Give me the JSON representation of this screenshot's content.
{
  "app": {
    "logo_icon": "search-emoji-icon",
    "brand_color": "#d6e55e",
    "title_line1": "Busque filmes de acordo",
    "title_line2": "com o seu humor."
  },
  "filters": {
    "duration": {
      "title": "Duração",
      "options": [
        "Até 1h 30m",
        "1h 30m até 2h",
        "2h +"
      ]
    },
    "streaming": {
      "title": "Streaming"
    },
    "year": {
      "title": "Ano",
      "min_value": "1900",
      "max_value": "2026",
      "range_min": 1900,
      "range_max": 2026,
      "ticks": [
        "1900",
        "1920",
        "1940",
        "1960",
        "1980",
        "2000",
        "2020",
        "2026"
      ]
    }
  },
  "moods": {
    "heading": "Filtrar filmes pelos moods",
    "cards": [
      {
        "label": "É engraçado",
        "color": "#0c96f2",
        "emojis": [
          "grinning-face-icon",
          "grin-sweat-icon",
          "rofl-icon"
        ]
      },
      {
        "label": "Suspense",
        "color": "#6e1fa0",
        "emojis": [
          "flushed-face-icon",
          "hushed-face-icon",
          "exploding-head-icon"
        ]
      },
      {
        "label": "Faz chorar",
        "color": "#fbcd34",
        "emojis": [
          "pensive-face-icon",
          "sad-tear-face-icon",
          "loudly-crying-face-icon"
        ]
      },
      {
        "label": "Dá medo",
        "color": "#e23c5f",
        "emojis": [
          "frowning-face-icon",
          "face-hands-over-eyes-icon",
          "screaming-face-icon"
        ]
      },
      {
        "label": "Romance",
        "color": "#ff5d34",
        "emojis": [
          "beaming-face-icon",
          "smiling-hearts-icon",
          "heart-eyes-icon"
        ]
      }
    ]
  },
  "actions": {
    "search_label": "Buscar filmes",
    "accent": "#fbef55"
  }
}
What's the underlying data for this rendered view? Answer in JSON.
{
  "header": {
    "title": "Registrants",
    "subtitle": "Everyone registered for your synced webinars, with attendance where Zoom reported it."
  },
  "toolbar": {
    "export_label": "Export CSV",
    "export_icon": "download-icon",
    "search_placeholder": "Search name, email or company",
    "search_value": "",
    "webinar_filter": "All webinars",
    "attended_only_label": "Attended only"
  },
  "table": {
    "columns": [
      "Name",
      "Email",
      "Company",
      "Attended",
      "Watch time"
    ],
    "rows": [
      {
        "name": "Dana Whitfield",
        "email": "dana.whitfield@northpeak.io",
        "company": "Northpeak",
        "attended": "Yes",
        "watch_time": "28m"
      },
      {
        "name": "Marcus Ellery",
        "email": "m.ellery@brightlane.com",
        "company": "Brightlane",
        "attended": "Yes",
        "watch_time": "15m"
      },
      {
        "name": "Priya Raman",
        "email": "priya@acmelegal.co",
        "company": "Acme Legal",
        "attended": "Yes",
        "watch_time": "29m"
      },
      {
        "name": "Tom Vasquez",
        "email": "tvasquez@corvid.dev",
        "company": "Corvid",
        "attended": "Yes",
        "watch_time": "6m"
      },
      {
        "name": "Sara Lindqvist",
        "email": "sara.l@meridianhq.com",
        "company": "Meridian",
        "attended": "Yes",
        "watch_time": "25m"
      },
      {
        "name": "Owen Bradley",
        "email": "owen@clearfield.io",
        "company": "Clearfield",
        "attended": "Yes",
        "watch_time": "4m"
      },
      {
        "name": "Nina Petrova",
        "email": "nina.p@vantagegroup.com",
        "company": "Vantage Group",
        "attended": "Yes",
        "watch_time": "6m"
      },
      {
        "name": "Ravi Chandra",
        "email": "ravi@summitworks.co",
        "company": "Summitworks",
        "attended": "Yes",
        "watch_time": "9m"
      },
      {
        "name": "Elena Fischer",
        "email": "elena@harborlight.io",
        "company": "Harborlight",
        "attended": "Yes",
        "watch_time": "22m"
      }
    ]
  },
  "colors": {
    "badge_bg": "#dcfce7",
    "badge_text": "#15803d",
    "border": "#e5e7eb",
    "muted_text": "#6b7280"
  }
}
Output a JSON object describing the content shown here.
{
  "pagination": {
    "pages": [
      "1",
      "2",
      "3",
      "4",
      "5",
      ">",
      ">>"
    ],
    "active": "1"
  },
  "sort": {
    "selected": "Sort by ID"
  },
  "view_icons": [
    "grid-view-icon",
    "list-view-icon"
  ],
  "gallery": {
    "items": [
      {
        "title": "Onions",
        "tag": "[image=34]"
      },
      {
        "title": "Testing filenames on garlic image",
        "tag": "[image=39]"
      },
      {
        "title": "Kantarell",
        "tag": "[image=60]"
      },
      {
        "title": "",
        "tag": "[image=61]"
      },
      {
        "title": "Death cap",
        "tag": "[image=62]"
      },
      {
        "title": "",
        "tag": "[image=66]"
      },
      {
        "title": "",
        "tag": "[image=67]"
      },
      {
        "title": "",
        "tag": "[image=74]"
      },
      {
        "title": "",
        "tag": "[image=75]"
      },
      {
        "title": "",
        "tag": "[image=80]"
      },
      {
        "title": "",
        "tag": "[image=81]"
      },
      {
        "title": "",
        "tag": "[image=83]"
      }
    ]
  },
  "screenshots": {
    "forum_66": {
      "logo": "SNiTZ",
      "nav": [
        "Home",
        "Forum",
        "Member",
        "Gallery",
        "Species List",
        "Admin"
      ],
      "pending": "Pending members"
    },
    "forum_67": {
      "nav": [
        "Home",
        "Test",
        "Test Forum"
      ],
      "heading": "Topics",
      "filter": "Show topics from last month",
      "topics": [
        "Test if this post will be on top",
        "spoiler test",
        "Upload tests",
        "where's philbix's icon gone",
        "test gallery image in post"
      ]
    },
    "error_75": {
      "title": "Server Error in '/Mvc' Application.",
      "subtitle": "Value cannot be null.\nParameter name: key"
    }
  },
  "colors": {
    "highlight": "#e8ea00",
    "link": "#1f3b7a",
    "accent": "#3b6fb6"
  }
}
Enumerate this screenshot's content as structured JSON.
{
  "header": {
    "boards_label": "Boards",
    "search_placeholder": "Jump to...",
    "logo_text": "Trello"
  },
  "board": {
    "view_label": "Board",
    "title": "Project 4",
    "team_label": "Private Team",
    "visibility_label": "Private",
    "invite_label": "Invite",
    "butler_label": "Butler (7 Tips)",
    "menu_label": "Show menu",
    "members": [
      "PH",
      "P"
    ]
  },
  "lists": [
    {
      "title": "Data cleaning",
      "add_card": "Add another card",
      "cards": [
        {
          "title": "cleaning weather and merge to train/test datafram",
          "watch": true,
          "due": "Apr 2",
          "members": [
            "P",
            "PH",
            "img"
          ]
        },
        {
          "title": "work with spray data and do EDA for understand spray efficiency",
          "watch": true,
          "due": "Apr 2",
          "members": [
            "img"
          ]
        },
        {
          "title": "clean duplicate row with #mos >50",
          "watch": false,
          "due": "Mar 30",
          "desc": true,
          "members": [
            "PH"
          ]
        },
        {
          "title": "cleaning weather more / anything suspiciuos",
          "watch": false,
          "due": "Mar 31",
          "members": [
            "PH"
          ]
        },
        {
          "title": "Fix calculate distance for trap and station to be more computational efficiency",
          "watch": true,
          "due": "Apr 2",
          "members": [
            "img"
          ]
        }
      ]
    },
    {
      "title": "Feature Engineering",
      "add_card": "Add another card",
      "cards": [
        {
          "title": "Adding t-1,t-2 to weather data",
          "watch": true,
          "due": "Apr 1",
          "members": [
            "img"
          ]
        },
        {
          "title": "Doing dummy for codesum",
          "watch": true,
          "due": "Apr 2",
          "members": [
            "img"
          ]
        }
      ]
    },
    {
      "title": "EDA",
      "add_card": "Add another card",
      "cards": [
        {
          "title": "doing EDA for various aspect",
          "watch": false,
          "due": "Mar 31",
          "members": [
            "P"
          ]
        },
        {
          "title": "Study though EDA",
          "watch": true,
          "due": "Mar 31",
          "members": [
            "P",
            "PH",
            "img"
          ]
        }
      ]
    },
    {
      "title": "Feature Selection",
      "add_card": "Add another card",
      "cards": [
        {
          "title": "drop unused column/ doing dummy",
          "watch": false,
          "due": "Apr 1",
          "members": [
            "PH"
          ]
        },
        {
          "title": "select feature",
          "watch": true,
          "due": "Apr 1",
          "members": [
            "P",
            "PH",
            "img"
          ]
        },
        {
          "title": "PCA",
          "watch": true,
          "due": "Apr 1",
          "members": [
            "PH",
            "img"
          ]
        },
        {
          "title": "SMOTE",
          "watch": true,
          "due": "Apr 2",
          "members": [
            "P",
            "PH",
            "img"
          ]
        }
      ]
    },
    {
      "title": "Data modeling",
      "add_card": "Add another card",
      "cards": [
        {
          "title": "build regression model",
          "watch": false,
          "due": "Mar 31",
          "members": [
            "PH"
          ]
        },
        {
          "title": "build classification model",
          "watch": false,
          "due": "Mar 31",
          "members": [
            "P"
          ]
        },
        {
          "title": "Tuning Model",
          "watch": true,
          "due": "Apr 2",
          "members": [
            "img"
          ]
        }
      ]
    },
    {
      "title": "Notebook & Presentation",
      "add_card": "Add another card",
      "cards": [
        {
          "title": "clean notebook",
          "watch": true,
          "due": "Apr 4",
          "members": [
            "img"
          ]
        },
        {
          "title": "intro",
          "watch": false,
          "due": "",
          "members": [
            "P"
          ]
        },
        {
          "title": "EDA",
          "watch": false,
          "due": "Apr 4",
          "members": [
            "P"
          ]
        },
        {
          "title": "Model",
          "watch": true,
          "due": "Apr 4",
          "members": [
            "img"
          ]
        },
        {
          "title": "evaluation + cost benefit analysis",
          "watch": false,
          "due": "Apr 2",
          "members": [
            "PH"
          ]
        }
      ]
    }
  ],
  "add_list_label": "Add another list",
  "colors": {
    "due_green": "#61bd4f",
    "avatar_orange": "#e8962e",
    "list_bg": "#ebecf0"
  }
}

•••••

PROBLEM REQUIREMENTS →
Find and copy every line in the entries above where the string "content" occurs.

EXERCISE OUTPUT →
Give me the JSON representation of this screenshot's content.
Output a JSON object describing the content shown here.
Enumerate this screenshot's content as structured JSON.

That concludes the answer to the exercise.